===== Materials provided
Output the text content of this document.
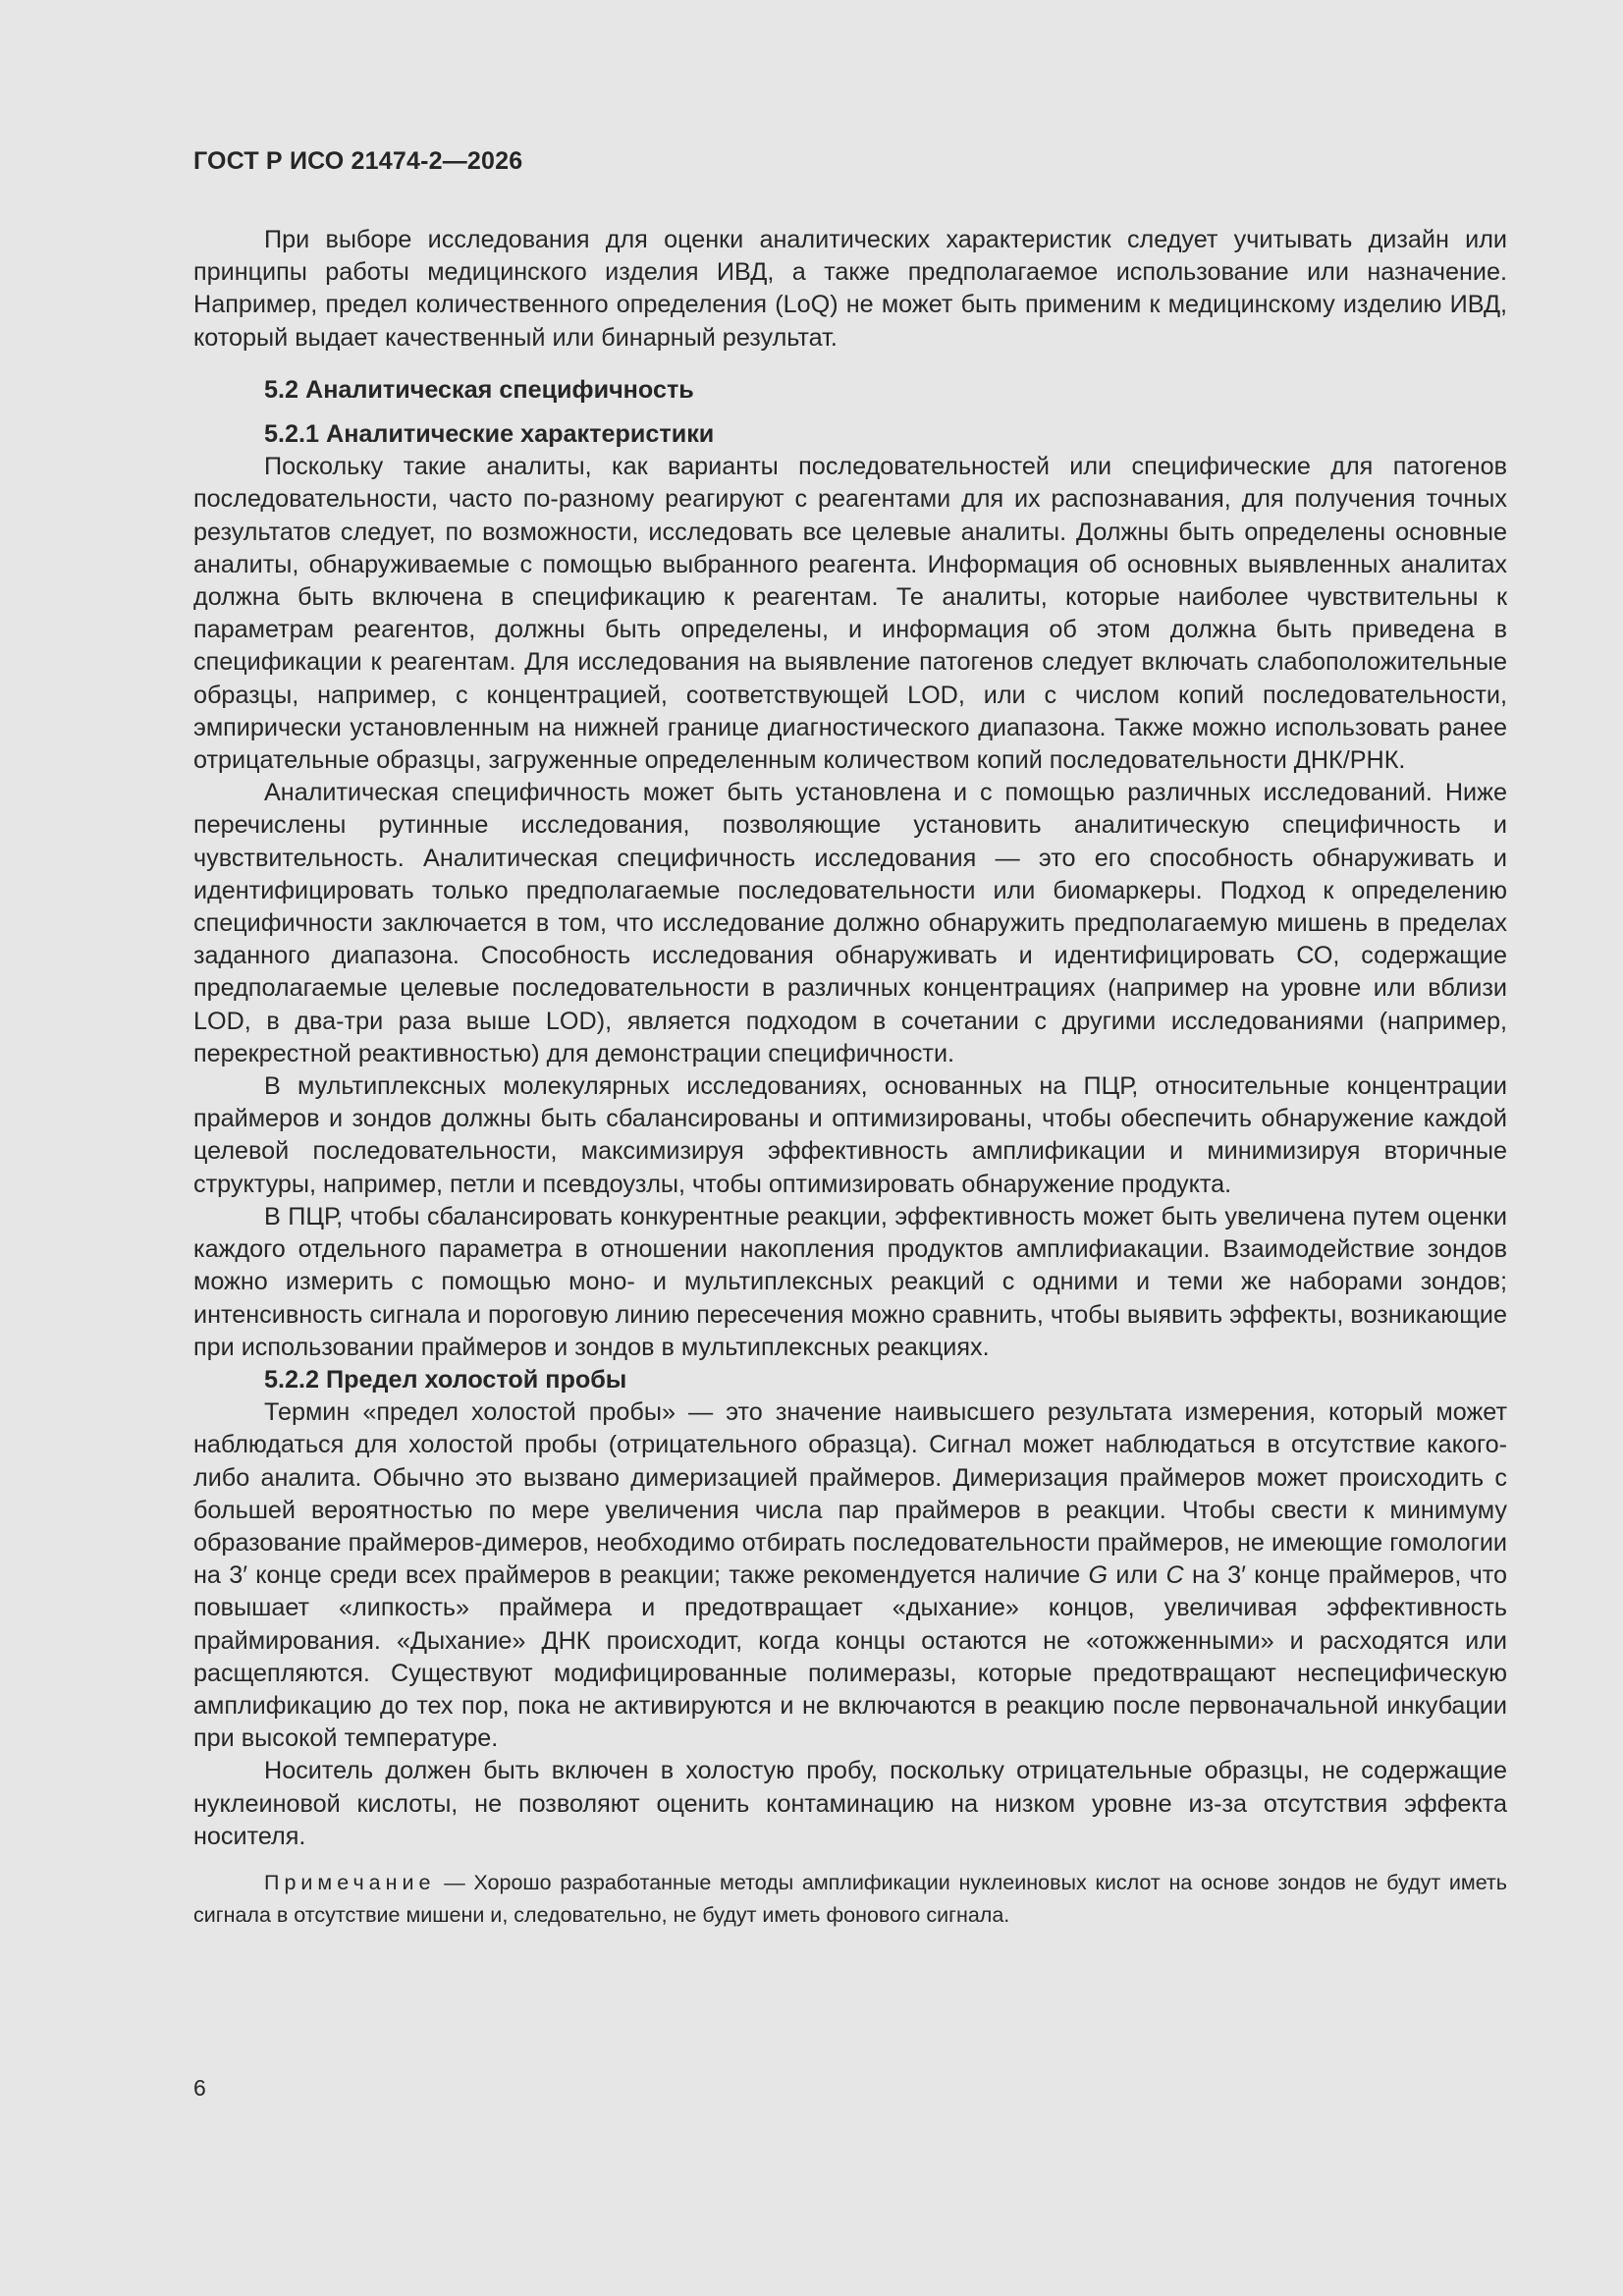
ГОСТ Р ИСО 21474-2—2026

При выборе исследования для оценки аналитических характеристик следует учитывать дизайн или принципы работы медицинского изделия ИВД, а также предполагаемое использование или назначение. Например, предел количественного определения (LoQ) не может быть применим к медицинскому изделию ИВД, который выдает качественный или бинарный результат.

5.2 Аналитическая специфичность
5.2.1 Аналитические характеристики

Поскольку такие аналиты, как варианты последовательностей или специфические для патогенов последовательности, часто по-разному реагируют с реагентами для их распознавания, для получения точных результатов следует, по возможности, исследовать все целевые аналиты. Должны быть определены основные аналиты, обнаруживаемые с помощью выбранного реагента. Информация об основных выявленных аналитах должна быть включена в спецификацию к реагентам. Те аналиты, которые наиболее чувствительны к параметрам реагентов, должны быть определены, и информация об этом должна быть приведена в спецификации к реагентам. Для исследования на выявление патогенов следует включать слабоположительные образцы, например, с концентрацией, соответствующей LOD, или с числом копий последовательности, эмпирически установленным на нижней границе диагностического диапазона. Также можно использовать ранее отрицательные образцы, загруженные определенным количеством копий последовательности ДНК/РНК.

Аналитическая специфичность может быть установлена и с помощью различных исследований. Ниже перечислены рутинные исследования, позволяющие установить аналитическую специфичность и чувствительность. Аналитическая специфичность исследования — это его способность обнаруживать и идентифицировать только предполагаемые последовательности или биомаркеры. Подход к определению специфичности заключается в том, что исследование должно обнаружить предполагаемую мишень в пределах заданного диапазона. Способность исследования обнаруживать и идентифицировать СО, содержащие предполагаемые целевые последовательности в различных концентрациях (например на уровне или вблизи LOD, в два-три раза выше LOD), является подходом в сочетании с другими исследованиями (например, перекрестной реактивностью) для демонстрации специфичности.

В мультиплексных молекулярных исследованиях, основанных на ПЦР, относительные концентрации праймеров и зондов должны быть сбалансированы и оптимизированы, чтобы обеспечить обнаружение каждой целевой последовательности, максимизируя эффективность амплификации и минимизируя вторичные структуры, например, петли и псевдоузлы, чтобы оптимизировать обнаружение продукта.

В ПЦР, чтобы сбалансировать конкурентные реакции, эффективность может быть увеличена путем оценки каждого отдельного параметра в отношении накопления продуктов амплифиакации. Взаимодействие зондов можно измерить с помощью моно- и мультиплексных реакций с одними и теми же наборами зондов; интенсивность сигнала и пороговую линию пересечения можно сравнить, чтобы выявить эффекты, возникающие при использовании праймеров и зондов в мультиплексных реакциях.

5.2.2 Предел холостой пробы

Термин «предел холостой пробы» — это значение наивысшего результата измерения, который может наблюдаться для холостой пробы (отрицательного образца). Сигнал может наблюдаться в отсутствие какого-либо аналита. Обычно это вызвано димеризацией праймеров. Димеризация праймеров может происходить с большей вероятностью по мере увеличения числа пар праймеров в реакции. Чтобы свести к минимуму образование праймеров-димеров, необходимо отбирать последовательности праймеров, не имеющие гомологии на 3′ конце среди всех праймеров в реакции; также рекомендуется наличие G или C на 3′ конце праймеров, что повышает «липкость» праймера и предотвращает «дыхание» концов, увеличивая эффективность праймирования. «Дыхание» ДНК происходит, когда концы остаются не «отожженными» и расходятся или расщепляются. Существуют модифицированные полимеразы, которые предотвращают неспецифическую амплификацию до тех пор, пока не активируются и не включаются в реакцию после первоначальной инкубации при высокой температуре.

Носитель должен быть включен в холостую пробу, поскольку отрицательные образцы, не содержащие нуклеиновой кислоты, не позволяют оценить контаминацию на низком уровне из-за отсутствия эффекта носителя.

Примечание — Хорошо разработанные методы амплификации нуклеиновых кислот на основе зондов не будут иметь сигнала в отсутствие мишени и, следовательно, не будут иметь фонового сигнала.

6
==========
▸ What you should do
Reproduce every line exactly and omit all pictures.

▸ Answer to the task
Output the text content of this document.
ГОСТ Р ИСО 21474-2—2026

При выборе исследования для оценки аналитических характеристик следует учитывать дизайн или принципы работы медицинского изделия ИВД, а также предполагаемое использование или назначение. Например, предел количественного определения (LoQ) не может быть применим к медицинскому изделию ИВД, который выдает качественный или бинарный результат.

5.2 Аналитическая специфичность
5.2.1 Аналитические характеристики

Поскольку такие аналиты, как варианты последовательностей или специфические для патогенов последовательности, часто по-разному реагируют с реагентами для их распознавания, для получения точных результатов следует, по возможности, исследовать все целевые аналиты. Должны быть определены основные аналиты, обнаруживаемые с помощью выбранного реагента. Информация об основных выявленных аналитах должна быть включена в спецификацию к реагентам. Те аналиты, которые наиболее чувствительны к параметрам реагентов, должны быть определены, и информация об этом должна быть приведена в спецификации к реагентам. Для исследования на выявление патогенов следует включать слабоположительные образцы, например, с концентрацией, соответствующей LOD, или с числом копий последовательности, эмпирически установленным на нижней границе диагностического диапазона. Также можно использовать ранее отрицательные образцы, загруженные определенным количеством копий последовательности ДНК/РНК.

Аналитическая специфичность может быть установлена и с помощью различных исследований. Ниже перечислены рутинные исследования, позволяющие установить аналитическую специфичность и чувствительность. Аналитическая специфичность исследования — это его способность обнаруживать и идентифицировать только предполагаемые последовательности или биомаркеры. Подход к определению специфичности заключается в том, что исследование должно обнаружить предполагаемую мишень в пределах заданного диапазона. Способность исследования обнаруживать и идентифицировать СО, содержащие предполагаемые целевые последовательности в различных концентрациях (например на уровне или вблизи LOD, в два-три раза выше LOD), является подходом в сочетании с другими исследованиями (например, перекрестной реактивностью) для демонстрации специфичности.

В мультиплексных молекулярных исследованиях, основанных на ПЦР, относительные концентрации праймеров и зондов должны быть сбалансированы и оптимизированы, чтобы обеспечить обнаружение каждой целевой последовательности, максимизируя эффективность амплификации и минимизируя вторичные структуры, например, петли и псевдоузлы, чтобы оптимизировать обнаружение продукта.

В ПЦР, чтобы сбалансировать конкурентные реакции, эффективность может быть увеличена путем оценки каждого отдельного параметра в отношении накопления продуктов амплифиакации. Взаимодействие зондов можно измерить с помощью моно- и мультиплексных реакций с одними и теми же наборами зондов; интенсивность сигнала и пороговую линию пересечения можно сравнить, чтобы выявить эффекты, возникающие при использовании праймеров и зондов в мультиплексных реакциях.

5.2.2 Предел холостой пробы

Термин «предел холостой пробы» — это значение наивысшего результата измерения, который может наблюдаться для холостой пробы (отрицательного образца). Сигнал может наблюдаться в отсутствие какого-либо аналита. Обычно это вызвано димеризацией праймеров. Димеризация праймеров может происходить с большей вероятностью по мере увеличения числа пар праймеров в реакции. Чтобы свести к минимуму образование праймеров-димеров, необходимо отбирать последовательности праймеров, не имеющие гомологии на 3′ конце среди всех праймеров в реакции; также рекомендуется наличие G или C на 3′ конце праймеров, что повышает «липкость» праймера и предотвращает «дыхание» концов, увеличивая эффективность праймирования. «Дыхание» ДНК происходит, когда концы остаются не «отожженными» и расходятся или расщепляются. Существуют модифицированные полимеразы, которые предотвращают неспецифическую амплификацию до тех пор, пока не активируются и не включаются в реакцию после первоначальной инкубации при высокой температуре.

Носитель должен быть включен в холостую пробу, поскольку отрицательные образцы, не содержащие нуклеиновой кислоты, не позволяют оценить контаминацию на низком уровне из-за отсутствия эффекта носителя.

Примечание — Хорошо разработанные методы амплификации нуклеиновых кислот на основе зондов не будут иметь сигнала в отсутствие мишени и, следовательно, не будут иметь фонового сигнала.

6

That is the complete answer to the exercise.